§ **Records provided**:
>> BEGIN

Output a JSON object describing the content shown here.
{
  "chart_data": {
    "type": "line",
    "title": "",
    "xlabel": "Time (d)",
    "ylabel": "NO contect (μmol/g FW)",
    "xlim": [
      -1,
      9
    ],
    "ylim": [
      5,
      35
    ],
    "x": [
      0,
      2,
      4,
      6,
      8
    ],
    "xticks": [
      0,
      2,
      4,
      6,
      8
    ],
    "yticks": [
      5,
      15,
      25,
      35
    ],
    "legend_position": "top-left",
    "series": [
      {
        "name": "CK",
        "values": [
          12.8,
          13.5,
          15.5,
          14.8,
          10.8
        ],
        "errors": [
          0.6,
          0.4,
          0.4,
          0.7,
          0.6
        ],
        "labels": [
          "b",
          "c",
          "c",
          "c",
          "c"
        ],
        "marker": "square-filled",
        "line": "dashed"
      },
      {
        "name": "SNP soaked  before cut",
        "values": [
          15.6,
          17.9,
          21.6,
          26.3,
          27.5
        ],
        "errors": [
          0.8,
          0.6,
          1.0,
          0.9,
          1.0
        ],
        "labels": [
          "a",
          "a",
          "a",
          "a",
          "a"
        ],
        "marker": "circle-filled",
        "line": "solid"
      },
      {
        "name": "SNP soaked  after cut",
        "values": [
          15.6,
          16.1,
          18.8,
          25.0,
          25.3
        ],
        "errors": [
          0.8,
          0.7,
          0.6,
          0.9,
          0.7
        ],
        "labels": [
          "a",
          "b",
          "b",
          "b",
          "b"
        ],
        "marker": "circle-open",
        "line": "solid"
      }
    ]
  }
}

>> END

§ **To do**:
Repeat the entries above exactly, leaving nothing out.

§ **Final result**:
Output a JSON object describing the content shown here.
{
  "chart_data": {
    "type": "line",
    "title": "",
    "xlabel": "Time (d)",
    "ylabel": "NO contect (μmol/g FW)",
    "xlim": [
      -1,
      9
    ],
    "ylim": [
      5,
      35
    ],
    "x": [
      0,
      2,
      4,
      6,
      8
    ],
    "xticks": [
      0,
      2,
      4,
      6,
      8
    ],
    "yticks": [
      5,
      15,
      25,
      35
    ],
    "legend_position": "top-left",
    "series": [
      {
        "name": "CK",
        "values": [
          12.8,
          13.5,
          15.5,
          14.8,
          10.8
        ],
        "errors": [
          0.6,
          0.4,
          0.4,
          0.7,
          0.6
        ],
        "labels": [
          "b",
          "c",
          "c",
          "c",
          "c"
        ],
        "marker": "square-filled",
        "line": "dashed"
      },
      {
        "name": "SNP soaked  before cut",
        "values": [
          15.6,
          17.9,
          21.6,
          26.3,
          27.5
        ],
        "errors": [
          0.8,
          0.6,
          1.0,
          0.9,
          1.0
        ],
        "labels": [
          "a",
          "a",
          "a",
          "a",
          "a"
        ],
        "marker": "circle-filled",
        "line": "solid"
      },
      {
        "name": "SNP soaked  after cut",
        "values": [
          15.6,
          16.1,
          18.8,
          25.0,
          25.3
        ],
        "errors": [
          0.8,
          0.7,
          0.6,
          0.9,
          0.7
        ],
        "labels": [
          "a",
          "b",
          "b",
          "b",
          "b"
        ],
        "marker": "circle-open",
        "line": "solid"
      }
    ]
  }
}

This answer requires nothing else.